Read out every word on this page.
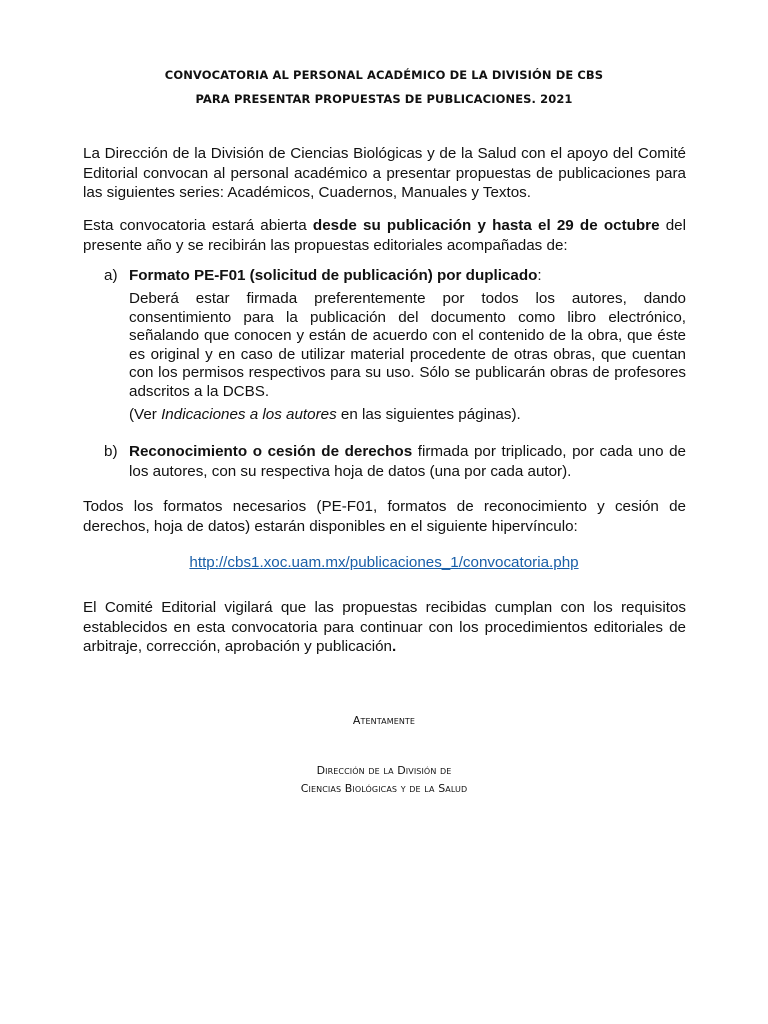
CONVOCATORIA AL PERSONAL ACADÉMICO DE LA DIVISIÓN DE CBS
PARA PRESENTAR PROPUESTAS DE PUBLICACIONES. 2021
La Dirección de la División de Ciencias Biológicas y de la Salud con el apoyo del Comité Editorial convocan al personal académico a presentar propuestas de publicaciones para las siguientes series: Académicos, Cuadernos, Manuales y Textos.
Esta convocatoria estará abierta desde su publicación y hasta el 29 de octubre del presente año y se recibirán las propuestas editoriales acompañadas de:
a) Formato PE-F01 (solicitud de publicación) por duplicado:
Deberá estar firmada preferentemente por todos los autores, dando consentimiento para la publicación del documento como libro electrónico, señalando que conocen y están de acuerdo con el contenido de la obra, que éste es original y en caso de utilizar material procedente de otras obras, que cuentan con los permisos respectivos para su uso. Sólo se publicarán obras de profesores adscritos a la DCBS.
(Ver Indicaciones a los autores en las siguientes páginas).
b) Reconocimiento o cesión de derechos firmada por triplicado, por cada uno de los autores, con su respectiva hoja de datos (una por cada autor).
Todos los formatos necesarios (PE-F01, formatos de reconocimiento y cesión de derechos, hoja de datos) estarán disponibles en el siguiente hipervínculo:
http://cbs1.xoc.uam.mx/publicaciones_1/convocatoria.php
El Comité Editorial vigilará que las propuestas recibidas cumplan con los requisitos establecidos en esta convocatoria para continuar con los procedimientos editoriales de arbitraje, corrección, aprobación y publicación.
Atentamente
Dirección de la División de
Ciencias Biológicas y de la Salud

* * *

Given instruction: Pictures are not part of the copy; reproduce everything else in the records exactly.

Finished exercise:
Read out every word on this page.
CONVOCATORIA AL PERSONAL ACADÉMICO DE LA DIVISIÓN DE CBS
PARA PRESENTAR PROPUESTAS DE PUBLICACIONES. 2021
La Dirección de la División de Ciencias Biológicas y de la Salud con el apoyo del Comité Editorial convocan al personal académico a presentar propuestas de publicaciones para las siguientes series: Académicos, Cuadernos, Manuales y Textos.
Esta convocatoria estará abierta desde su publicación y hasta el 29 de octubre del presente año y se recibirán las propuestas editoriales acompañadas de:
a) Formato PE-F01 (solicitud de publicación) por duplicado:
Deberá estar firmada preferentemente por todos los autores, dando consentimiento para la publicación del documento como libro electrónico, señalando que conocen y están de acuerdo con el contenido de la obra, que éste es original y en caso de utilizar material procedente de otras obras, que cuentan con los permisos respectivos para su uso. Sólo se publicarán obras de profesores adscritos a la DCBS.
(Ver Indicaciones a los autores en las siguientes páginas).
b) Reconocimiento o cesión de derechos firmada por triplicado, por cada uno de los autores, con su respectiva hoja de datos (una por cada autor).
Todos los formatos necesarios (PE-F01, formatos de reconocimiento y cesión de derechos, hoja de datos) estarán disponibles en el siguiente hipervínculo:
http://cbs1.xoc.uam.mx/publicaciones_1/convocatoria.php
El Comité Editorial vigilará que las propuestas recibidas cumplan con los requisitos establecidos en esta convocatoria para continuar con los procedimientos editoriales de arbitraje, corrección, aprobación y publicación.
Atentamente
Dirección de la División de
Ciencias Biológicas y de la Salud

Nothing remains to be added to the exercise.